Your goal
Your task is to transcribe the data in full.

(Extracts from a graphics dataset)
__________________________________________________

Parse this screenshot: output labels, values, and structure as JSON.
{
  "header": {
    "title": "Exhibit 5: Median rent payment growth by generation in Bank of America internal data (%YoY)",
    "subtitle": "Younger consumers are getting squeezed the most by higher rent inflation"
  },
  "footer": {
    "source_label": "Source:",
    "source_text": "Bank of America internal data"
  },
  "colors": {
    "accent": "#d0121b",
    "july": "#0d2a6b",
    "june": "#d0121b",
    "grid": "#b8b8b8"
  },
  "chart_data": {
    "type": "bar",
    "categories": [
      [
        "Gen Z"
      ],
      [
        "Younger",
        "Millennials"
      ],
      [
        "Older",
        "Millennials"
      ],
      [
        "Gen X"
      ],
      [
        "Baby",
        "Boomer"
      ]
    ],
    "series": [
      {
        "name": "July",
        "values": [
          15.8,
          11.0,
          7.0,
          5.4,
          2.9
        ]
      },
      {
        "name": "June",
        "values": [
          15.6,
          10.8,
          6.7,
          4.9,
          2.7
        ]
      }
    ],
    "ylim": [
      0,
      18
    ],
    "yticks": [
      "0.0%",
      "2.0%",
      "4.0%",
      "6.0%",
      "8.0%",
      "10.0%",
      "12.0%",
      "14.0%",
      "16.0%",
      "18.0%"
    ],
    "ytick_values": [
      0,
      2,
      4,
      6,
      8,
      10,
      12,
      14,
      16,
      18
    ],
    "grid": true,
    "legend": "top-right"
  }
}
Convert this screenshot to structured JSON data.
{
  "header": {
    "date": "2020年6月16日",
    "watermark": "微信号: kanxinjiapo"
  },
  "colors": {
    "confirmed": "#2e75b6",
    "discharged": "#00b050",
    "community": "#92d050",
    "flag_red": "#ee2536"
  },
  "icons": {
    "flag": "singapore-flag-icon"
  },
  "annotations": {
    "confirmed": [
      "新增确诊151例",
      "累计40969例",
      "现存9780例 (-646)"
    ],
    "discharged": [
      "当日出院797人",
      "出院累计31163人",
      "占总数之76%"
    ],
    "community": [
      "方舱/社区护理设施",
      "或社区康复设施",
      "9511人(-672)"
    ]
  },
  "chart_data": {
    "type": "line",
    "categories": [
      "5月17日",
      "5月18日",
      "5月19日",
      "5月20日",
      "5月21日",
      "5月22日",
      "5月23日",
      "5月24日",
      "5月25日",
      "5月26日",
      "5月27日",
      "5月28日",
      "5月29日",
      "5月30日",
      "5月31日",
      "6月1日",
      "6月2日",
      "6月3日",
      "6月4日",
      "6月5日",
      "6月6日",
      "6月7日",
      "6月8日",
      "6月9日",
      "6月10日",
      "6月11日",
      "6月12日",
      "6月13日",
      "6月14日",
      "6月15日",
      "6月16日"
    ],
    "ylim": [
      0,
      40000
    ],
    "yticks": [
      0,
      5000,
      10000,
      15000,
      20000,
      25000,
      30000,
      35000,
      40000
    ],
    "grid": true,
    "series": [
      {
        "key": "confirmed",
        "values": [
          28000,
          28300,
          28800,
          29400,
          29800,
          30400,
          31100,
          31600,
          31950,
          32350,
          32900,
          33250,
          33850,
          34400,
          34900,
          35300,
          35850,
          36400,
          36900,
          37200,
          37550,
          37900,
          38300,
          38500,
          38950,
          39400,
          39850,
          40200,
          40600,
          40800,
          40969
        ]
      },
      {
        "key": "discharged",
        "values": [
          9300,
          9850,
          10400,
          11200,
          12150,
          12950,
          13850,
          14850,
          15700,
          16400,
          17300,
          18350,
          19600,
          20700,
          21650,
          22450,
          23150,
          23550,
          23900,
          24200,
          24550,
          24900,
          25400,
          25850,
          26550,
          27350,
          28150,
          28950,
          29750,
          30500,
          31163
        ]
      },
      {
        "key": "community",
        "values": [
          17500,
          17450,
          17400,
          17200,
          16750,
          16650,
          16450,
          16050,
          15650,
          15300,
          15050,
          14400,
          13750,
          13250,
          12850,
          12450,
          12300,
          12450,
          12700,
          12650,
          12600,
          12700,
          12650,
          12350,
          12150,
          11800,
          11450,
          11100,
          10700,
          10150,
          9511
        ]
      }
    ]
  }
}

__________________________________________________

Task output
Parse this screenshot: output labels, values, and structure as JSON.
{
  "header": {
    "title": "Exhibit 5: Median rent payment growth by generation in Bank of America internal data (%YoY)",
    "subtitle": "Younger consumers are getting squeezed the most by higher rent inflation"
  },
  "footer": {
    "source_label": "Source:",
    "source_text": "Bank of America internal data"
  },
  "colors": {
    "accent": "#d0121b",
    "july": "#0d2a6b",
    "june": "#d0121b",
    "grid": "#b8b8b8"
  },
  "chart_data": {
    "type": "bar",
    "categories": [
      [
        "Gen Z"
      ],
      [
        "Younger",
        "Millennials"
      ],
      [
        "Older",
        "Millennials"
      ],
      [
        "Gen X"
      ],
      [
        "Baby",
        "Boomer"
      ]
    ],
    "series": [
      {
        "name": "July",
        "values": [
          15.8,
          11.0,
          7.0,
          5.4,
          2.9
        ]
      },
      {
        "name": "June",
        "values": [
          15.6,
          10.8,
          6.7,
          4.9,
          2.7
        ]
      }
    ],
    "ylim": [
      0,
      18
    ],
    "yticks": [
      "0.0%",
      "2.0%",
      "4.0%",
      "6.0%",
      "8.0%",
      "10.0%",
      "12.0%",
      "14.0%",
      "16.0%",
      "18.0%"
    ],
    "ytick_values": [
      0,
      2,
      4,
      6,
      8,
      10,
      12,
      14,
      16,
      18
    ],
    "grid": true,
    "legend": "top-right"
  }
}
Convert this screenshot to structured JSON data.
{
  "header": {
    "date": "2020年6月16日",
    "watermark": "微信号: kanxinjiapo"
  },
  "colors": {
    "confirmed": "#2e75b6",
    "discharged": "#00b050",
    "community": "#92d050",
    "flag_red": "#ee2536"
  },
  "icons": {
    "flag": "singapore-flag-icon"
  },
  "annotations": {
    "confirmed": [
      "新增确诊151例",
      "累计40969例",
      "现存9780例 (-646)"
    ],
    "discharged": [
      "当日出院797人",
      "出院累计31163人",
      "占总数之76%"
    ],
    "community": [
      "方舱/社区护理设施",
      "或社区康复设施",
      "9511人(-672)"
    ]
  },
  "chart_data": {
    "type": "line",
    "categories": [
      "5月17日",
      "5月18日",
      "5月19日",
      "5月20日",
      "5月21日",
      "5月22日",
      "5月23日",
      "5月24日",
      "5月25日",
      "5月26日",
      "5月27日",
      "5月28日",
      "5月29日",
      "5月30日",
      "5月31日",
      "6月1日",
      "6月2日",
      "6月3日",
      "6月4日",
      "6月5日",
      "6月6日",
      "6月7日",
      "6月8日",
      "6月9日",
      "6月10日",
      "6月11日",
      "6月12日",
      "6月13日",
      "6月14日",
      "6月15日",
      "6月16日"
    ],
    "ylim": [
      0,
      40000
    ],
    "yticks": [
      0,
      5000,
      10000,
      15000,
      20000,
      25000,
      30000,
      35000,
      40000
    ],
    "grid": true,
    "series": [
      {
        "key": "confirmed",
        "values": [
          28000,
          28300,
          28800,
          29400,
          29800,
          30400,
          31100,
          31600,
          31950,
          32350,
          32900,
          33250,
          33850,
          34400,
          34900,
          35300,
          35850,
          36400,
          36900,
          37200,
          37550,
          37900,
          38300,
          38500,
          38950,
          39400,
          39850,
          40200,
          40600,
          40800,
          40969
        ]
      },
      {
        "key": "discharged",
        "values": [
          9300,
          9850,
          10400,
          11200,
          12150,
          12950,
          13850,
          14850,
          15700,
          16400,
          17300,
          18350,
          19600,
          20700,
          21650,
          22450,
          23150,
          23550,
          23900,
          24200,
          24550,
          24900,
          25400,
          25850,
          26550,
          27350,
          28150,
          28950,
          29750,
          30500,
          31163
        ]
      },
      {
        "key": "community",
        "values": [
          17500,
          17450,
          17400,
          17200,
          16750,
          16650,
          16450,
          16050,
          15650,
          15300,
          15050,
          14400,
          13750,
          13250,
          12850,
          12450,
          12300,
          12450,
          12700,
          12650,
          12600,
          12700,
          12650,
          12350,
          12150,
          11800,
          11450,
          11100,
          10700,
          10150,
          9511
        ]
      }
    ]
  }
}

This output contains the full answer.